*** DATA ***
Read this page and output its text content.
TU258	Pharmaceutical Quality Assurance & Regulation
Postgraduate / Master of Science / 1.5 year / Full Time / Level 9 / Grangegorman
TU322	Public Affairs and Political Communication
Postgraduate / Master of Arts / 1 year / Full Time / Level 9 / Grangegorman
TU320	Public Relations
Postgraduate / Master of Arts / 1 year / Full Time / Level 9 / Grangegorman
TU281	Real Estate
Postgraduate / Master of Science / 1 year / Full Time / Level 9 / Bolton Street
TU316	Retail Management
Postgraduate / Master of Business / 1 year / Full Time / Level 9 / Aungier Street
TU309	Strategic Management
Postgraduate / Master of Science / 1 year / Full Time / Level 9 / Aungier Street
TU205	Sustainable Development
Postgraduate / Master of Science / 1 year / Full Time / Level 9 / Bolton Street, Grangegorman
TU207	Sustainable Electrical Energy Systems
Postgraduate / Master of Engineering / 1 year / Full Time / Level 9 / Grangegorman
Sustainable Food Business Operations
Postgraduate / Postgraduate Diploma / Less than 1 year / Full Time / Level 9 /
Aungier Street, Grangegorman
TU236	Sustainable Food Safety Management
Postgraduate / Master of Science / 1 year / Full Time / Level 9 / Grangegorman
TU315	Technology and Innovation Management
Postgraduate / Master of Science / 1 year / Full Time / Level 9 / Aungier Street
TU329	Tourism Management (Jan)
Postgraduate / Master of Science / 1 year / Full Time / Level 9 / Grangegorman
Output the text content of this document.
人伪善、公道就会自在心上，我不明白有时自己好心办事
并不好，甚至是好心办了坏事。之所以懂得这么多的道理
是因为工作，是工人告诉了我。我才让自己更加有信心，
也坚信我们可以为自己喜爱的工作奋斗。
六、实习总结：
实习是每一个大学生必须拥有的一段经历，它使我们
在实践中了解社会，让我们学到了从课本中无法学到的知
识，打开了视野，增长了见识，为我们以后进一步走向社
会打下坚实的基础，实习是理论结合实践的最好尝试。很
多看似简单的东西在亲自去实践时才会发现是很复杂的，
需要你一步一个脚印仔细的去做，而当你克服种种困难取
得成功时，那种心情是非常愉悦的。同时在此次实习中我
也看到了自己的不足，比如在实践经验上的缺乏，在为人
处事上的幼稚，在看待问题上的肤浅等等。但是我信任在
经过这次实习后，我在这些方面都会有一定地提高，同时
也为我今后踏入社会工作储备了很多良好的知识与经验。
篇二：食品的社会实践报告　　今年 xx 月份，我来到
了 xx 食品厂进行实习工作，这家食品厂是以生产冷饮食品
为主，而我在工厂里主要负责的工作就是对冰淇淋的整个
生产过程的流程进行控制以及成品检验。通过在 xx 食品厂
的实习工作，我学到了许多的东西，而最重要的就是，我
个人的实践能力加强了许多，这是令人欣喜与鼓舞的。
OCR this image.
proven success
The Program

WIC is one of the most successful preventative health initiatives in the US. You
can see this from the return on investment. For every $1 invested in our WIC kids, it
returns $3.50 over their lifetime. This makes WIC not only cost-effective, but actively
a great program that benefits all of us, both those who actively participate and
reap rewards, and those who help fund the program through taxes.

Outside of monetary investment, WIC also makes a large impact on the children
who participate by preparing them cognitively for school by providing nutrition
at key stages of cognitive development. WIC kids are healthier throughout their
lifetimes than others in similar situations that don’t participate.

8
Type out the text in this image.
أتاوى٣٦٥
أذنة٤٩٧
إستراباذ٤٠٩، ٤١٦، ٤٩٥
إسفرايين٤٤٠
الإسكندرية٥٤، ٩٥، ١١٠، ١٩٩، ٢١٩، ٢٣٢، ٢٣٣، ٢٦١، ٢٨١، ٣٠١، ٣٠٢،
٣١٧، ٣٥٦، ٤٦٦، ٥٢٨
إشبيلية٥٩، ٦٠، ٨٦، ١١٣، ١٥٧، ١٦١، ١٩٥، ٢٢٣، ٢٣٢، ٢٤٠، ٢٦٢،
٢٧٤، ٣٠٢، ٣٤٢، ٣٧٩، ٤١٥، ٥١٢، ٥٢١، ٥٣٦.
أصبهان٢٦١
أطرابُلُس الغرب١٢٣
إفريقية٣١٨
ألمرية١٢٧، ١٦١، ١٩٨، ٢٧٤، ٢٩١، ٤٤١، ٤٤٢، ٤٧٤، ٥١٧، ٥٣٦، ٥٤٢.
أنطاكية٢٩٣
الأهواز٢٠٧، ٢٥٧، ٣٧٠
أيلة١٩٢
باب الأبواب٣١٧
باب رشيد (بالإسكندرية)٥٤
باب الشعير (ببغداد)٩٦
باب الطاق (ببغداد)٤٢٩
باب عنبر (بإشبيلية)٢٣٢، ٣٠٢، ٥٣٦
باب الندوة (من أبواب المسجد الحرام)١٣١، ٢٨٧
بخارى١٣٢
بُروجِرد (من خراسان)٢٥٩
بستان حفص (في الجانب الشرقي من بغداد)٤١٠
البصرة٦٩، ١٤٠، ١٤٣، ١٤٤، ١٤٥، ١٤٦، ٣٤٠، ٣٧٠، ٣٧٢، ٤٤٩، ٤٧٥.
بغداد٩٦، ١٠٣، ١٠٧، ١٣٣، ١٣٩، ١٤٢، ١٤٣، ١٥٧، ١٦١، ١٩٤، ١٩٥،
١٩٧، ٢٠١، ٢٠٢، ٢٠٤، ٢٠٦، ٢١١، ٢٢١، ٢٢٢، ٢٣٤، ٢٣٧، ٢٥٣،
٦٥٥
***
### EXERCISE REQUIREMENTS
Everything in the listing above should be restated exactly.

### CORRECT RESPONSE
Read this page and output its text content.
TU258	Pharmaceutical Quality Assurance & Regulation
Postgraduate / Master of Science / 1.5 year / Full Time / Level 9 / Grangegorman
TU322	Public Affairs and Political Communication
Postgraduate / Master of Arts / 1 year / Full Time / Level 9 / Grangegorman
TU320	Public Relations
Postgraduate / Master of Arts / 1 year / Full Time / Level 9 / Grangegorman
TU281	Real Estate
Postgraduate / Master of Science / 1 year / Full Time / Level 9 / Bolton Street
TU316	Retail Management
Postgraduate / Master of Business / 1 year / Full Time / Level 9 / Aungier Street
TU309	Strategic Management
Postgraduate / Master of Science / 1 year / Full Time / Level 9 / Aungier Street
TU205	Sustainable Development
Postgraduate / Master of Science / 1 year / Full Time / Level 9 / Bolton Street, Grangegorman
TU207	Sustainable Electrical Energy Systems
Postgraduate / Master of Engineering / 1 year / Full Time / Level 9 / Grangegorman
Sustainable Food Business Operations
Postgraduate / Postgraduate Diploma / Less than 1 year / Full Time / Level 9 /
Aungier Street, Grangegorman
TU236	Sustainable Food Safety Management
Postgraduate / Master of Science / 1 year / Full Time / Level 9 / Grangegorman
TU315	Technology and Innovation Management
Postgraduate / Master of Science / 1 year / Full Time / Level 9 / Aungier Street
TU329	Tourism Management (Jan)
Postgraduate / Master of Science / 1 year / Full Time / Level 9 / Grangegorman
Output the text content of this document.
人伪善、公道就会自在心上，我不明白有时自己好心办事
并不好，甚至是好心办了坏事。之所以懂得这么多的道理
是因为工作，是工人告诉了我。我才让自己更加有信心，
也坚信我们可以为自己喜爱的工作奋斗。
六、实习总结：
实习是每一个大学生必须拥有的一段经历，它使我们
在实践中了解社会，让我们学到了从课本中无法学到的知
识，打开了视野，增长了见识，为我们以后进一步走向社
会打下坚实的基础，实习是理论结合实践的最好尝试。很
多看似简单的东西在亲自去实践时才会发现是很复杂的，
需要你一步一个脚印仔细的去做，而当你克服种种困难取
得成功时，那种心情是非常愉悦的。同时在此次实习中我
也看到了自己的不足，比如在实践经验上的缺乏，在为人
处事上的幼稚，在看待问题上的肤浅等等。但是我信任在
经过这次实习后，我在这些方面都会有一定地提高，同时
也为我今后踏入社会工作储备了很多良好的知识与经验。
篇二：食品的社会实践报告　　今年 xx 月份，我来到
了 xx 食品厂进行实习工作，这家食品厂是以生产冷饮食品
为主，而我在工厂里主要负责的工作就是对冰淇淋的整个
生产过程的流程进行控制以及成品检验。通过在 xx 食品厂
的实习工作，我学到了许多的东西，而最重要的就是，我
个人的实践能力加强了许多，这是令人欣喜与鼓舞的。
OCR this image.
proven success
The Program

WIC is one of the most successful preventative health initiatives in the US. You
can see this from the return on investment. For every $1 invested in our WIC kids, it
returns $3.50 over their lifetime. This makes WIC not only cost-effective, but actively
a great program that benefits all of us, both those who actively participate and
reap rewards, and those who help fund the program through taxes.

Outside of monetary investment, WIC also makes a large impact on the children
who participate by preparing them cognitively for school by providing nutrition
at key stages of cognitive development. WIC kids are healthier throughout their
lifetimes than others in similar situations that don’t participate.

8
Type out the text in this image.
أتاوى٣٦٥
أذنة٤٩٧
إستراباذ٤٠٩، ٤١٦، ٤٩٥
إسفرايين٤٤٠
الإسكندرية٥٤، ٩٥، ١١٠، ١٩٩، ٢١٩، ٢٣٢، ٢٣٣، ٢٦١، ٢٨١، ٣٠١، ٣٠٢،
٣١٧، ٣٥٦، ٤٦٦، ٥٢٨
إشبيلية٥٩، ٦٠، ٨٦، ١١٣، ١٥٧، ١٦١، ١٩٥، ٢٢٣، ٢٣٢، ٢٤٠، ٢٦٢،
٢٧٤، ٣٠٢، ٣٤٢، ٣٧٩، ٤١٥، ٥١٢، ٥٢١، ٥٣٦.
أصبهان٢٦١
أطرابُلُس الغرب١٢٣
إفريقية٣١٨
ألمرية١٢٧، ١٦١، ١٩٨، ٢٧٤، ٢٩١، ٤٤١، ٤٤٢، ٤٧٤، ٥١٧، ٥٣٦، ٥٤٢.
أنطاكية٢٩٣
الأهواز٢٠٧، ٢٥٧، ٣٧٠
أيلة١٩٢
باب الأبواب٣١٧
باب رشيد (بالإسكندرية)٥٤
باب الشعير (ببغداد)٩٦
باب الطاق (ببغداد)٤٢٩
باب عنبر (بإشبيلية)٢٣٢، ٣٠٢، ٥٣٦
باب الندوة (من أبواب المسجد الحرام)١٣١، ٢٨٧
بخارى١٣٢
بُروجِرد (من خراسان)٢٥٩
بستان حفص (في الجانب الشرقي من بغداد)٤١٠
البصرة٦٩، ١٤٠، ١٤٣، ١٤٤، ١٤٥، ١٤٦، ٣٤٠، ٣٧٠، ٣٧٢، ٤٤٩، ٤٧٥.
بغداد٩٦، ١٠٣، ١٠٧، ١٣٣، ١٣٩، ١٤٢، ١٤٣، ١٥٧، ١٦١، ١٩٤، ١٩٥،
١٩٧، ٢٠١، ٢٠٢، ٢٠٤، ٢٠٦، ٢١١، ٢٢١، ٢٢٢، ٢٣٤، ٢٣٧، ٢٥٣،
٦٥٥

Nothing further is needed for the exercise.